**Recorded information:**
※

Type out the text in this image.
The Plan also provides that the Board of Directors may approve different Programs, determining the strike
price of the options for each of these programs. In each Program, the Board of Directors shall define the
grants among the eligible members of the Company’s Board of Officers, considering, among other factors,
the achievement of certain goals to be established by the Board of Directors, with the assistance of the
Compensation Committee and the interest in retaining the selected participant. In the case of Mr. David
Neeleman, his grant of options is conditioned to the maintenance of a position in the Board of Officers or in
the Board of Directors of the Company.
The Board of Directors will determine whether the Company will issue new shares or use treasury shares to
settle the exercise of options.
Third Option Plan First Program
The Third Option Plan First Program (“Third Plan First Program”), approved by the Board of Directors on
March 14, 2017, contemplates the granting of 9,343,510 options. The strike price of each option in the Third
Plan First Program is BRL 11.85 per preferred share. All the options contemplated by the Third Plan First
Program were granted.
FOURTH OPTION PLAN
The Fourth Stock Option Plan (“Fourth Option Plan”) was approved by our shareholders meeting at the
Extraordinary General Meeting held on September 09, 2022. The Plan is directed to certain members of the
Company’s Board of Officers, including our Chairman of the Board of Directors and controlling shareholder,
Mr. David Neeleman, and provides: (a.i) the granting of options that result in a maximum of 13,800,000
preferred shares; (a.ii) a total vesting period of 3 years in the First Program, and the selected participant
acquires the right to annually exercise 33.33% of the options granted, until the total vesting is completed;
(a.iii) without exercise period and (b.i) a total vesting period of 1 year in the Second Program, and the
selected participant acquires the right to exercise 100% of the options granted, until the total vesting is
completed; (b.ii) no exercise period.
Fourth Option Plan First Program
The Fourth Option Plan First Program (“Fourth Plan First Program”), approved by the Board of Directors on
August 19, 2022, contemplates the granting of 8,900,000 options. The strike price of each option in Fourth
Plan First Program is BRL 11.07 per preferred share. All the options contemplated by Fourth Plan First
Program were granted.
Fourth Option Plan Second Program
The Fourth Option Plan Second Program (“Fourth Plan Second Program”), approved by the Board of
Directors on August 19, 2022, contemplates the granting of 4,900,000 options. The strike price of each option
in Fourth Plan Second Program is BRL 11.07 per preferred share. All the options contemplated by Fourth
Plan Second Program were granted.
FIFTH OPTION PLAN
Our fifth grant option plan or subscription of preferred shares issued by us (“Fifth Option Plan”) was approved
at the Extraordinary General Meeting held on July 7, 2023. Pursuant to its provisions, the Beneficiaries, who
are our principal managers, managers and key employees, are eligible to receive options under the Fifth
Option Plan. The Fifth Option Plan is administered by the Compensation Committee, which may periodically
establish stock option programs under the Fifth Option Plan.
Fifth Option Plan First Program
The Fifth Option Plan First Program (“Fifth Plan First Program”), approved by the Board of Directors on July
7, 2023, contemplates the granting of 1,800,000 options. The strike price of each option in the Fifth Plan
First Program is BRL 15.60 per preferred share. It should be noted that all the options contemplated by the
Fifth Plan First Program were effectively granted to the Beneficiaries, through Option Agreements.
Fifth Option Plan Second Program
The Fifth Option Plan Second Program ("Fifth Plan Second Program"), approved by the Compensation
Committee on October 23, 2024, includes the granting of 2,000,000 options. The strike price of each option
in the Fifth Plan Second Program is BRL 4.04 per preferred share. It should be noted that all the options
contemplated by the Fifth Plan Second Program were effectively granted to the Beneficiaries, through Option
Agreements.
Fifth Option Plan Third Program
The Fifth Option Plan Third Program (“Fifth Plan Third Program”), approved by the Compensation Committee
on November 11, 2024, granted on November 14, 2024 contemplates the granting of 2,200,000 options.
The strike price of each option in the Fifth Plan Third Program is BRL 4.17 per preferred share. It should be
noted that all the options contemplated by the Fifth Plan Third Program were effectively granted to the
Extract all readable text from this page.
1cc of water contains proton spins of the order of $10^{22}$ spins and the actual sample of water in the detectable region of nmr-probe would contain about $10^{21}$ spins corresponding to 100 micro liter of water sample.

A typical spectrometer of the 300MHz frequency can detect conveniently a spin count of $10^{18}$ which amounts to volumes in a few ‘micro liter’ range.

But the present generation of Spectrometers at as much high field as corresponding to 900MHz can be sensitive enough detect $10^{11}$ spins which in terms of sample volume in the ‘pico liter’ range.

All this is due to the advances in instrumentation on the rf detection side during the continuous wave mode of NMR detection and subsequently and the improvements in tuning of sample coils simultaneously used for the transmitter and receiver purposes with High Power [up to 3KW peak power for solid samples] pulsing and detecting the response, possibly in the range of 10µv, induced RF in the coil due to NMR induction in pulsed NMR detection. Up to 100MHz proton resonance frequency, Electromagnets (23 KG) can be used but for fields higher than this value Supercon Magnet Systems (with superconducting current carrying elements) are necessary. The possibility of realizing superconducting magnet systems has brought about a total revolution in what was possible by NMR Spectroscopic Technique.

※

**Instruction:** Quote the whole listing above, leaving nothing out.

**Exercise answer:**
Type out the text in this image.
The Plan also provides that the Board of Directors may approve different Programs, determining the strike
price of the options for each of these programs. In each Program, the Board of Directors shall define the
grants among the eligible members of the Company’s Board of Officers, considering, among other factors,
the achievement of certain goals to be established by the Board of Directors, with the assistance of the
Compensation Committee and the interest in retaining the selected participant. In the case of Mr. David
Neeleman, his grant of options is conditioned to the maintenance of a position in the Board of Officers or in
the Board of Directors of the Company.
The Board of Directors will determine whether the Company will issue new shares or use treasury shares to
settle the exercise of options.
Third Option Plan First Program
The Third Option Plan First Program (“Third Plan First Program”), approved by the Board of Directors on
March 14, 2017, contemplates the granting of 9,343,510 options. The strike price of each option in the Third
Plan First Program is BRL 11.85 per preferred share. All the options contemplated by the Third Plan First
Program were granted.
FOURTH OPTION PLAN
The Fourth Stock Option Plan (“Fourth Option Plan”) was approved by our shareholders meeting at the
Extraordinary General Meeting held on September 09, 2022. The Plan is directed to certain members of the
Company’s Board of Officers, including our Chairman of the Board of Directors and controlling shareholder,
Mr. David Neeleman, and provides: (a.i) the granting of options that result in a maximum of 13,800,000
preferred shares; (a.ii) a total vesting period of 3 years in the First Program, and the selected participant
acquires the right to annually exercise 33.33% of the options granted, until the total vesting is completed;
(a.iii) without exercise period and (b.i) a total vesting period of 1 year in the Second Program, and the
selected participant acquires the right to exercise 100% of the options granted, until the total vesting is
completed; (b.ii) no exercise period.
Fourth Option Plan First Program
The Fourth Option Plan First Program (“Fourth Plan First Program”), approved by the Board of Directors on
August 19, 2022, contemplates the granting of 8,900,000 options. The strike price of each option in Fourth
Plan First Program is BRL 11.07 per preferred share. All the options contemplated by Fourth Plan First
Program were granted.
Fourth Option Plan Second Program
The Fourth Option Plan Second Program (“Fourth Plan Second Program”), approved by the Board of
Directors on August 19, 2022, contemplates the granting of 4,900,000 options. The strike price of each option
in Fourth Plan Second Program is BRL 11.07 per preferred share. All the options contemplated by Fourth
Plan Second Program were granted.
FIFTH OPTION PLAN
Our fifth grant option plan or subscription of preferred shares issued by us (“Fifth Option Plan”) was approved
at the Extraordinary General Meeting held on July 7, 2023. Pursuant to its provisions, the Beneficiaries, who
are our principal managers, managers and key employees, are eligible to receive options under the Fifth
Option Plan. The Fifth Option Plan is administered by the Compensation Committee, which may periodically
establish stock option programs under the Fifth Option Plan.
Fifth Option Plan First Program
The Fifth Option Plan First Program (“Fifth Plan First Program”), approved by the Board of Directors on July
7, 2023, contemplates the granting of 1,800,000 options. The strike price of each option in the Fifth Plan
First Program is BRL 15.60 per preferred share. It should be noted that all the options contemplated by the
Fifth Plan First Program were effectively granted to the Beneficiaries, through Option Agreements.
Fifth Option Plan Second Program
The Fifth Option Plan Second Program ("Fifth Plan Second Program"), approved by the Compensation
Committee on October 23, 2024, includes the granting of 2,000,000 options. The strike price of each option
in the Fifth Plan Second Program is BRL 4.04 per preferred share. It should be noted that all the options
contemplated by the Fifth Plan Second Program were effectively granted to the Beneficiaries, through Option
Agreements.
Fifth Option Plan Third Program
The Fifth Option Plan Third Program (“Fifth Plan Third Program”), approved by the Compensation Committee
on November 11, 2024, granted on November 14, 2024 contemplates the granting of 2,200,000 options.
The strike price of each option in the Fifth Plan Third Program is BRL 4.17 per preferred share. It should be
noted that all the options contemplated by the Fifth Plan Third Program were effectively granted to the
Extract all readable text from this page.
1cc of water contains proton spins of the order of $10^{22}$ spins and the actual sample of water in the detectable region of nmr-probe would contain about $10^{21}$ spins corresponding to 100 micro liter of water sample.

A typical spectrometer of the 300MHz frequency can detect conveniently a spin count of $10^{18}$ which amounts to volumes in a few ‘micro liter’ range.

But the present generation of Spectrometers at as much high field as corresponding to 900MHz can be sensitive enough detect $10^{11}$ spins which in terms of sample volume in the ‘pico liter’ range.

All this is due to the advances in instrumentation on the rf detection side during the continuous wave mode of NMR detection and subsequently and the improvements in tuning of sample coils simultaneously used for the transmitter and receiver purposes with High Power [up to 3KW peak power for solid samples] pulsing and detecting the response, possibly in the range of 10µv, induced RF in the coil due to NMR induction in pulsed NMR detection. Up to 100MHz proton resonance frequency, Electromagnets (23 KG) can be used but for fields higher than this value Supercon Magnet Systems (with superconducting current carrying elements) are necessary. The possibility of realizing superconducting magnet systems has brought about a total revolution in what was possible by NMR Spectroscopic Technique.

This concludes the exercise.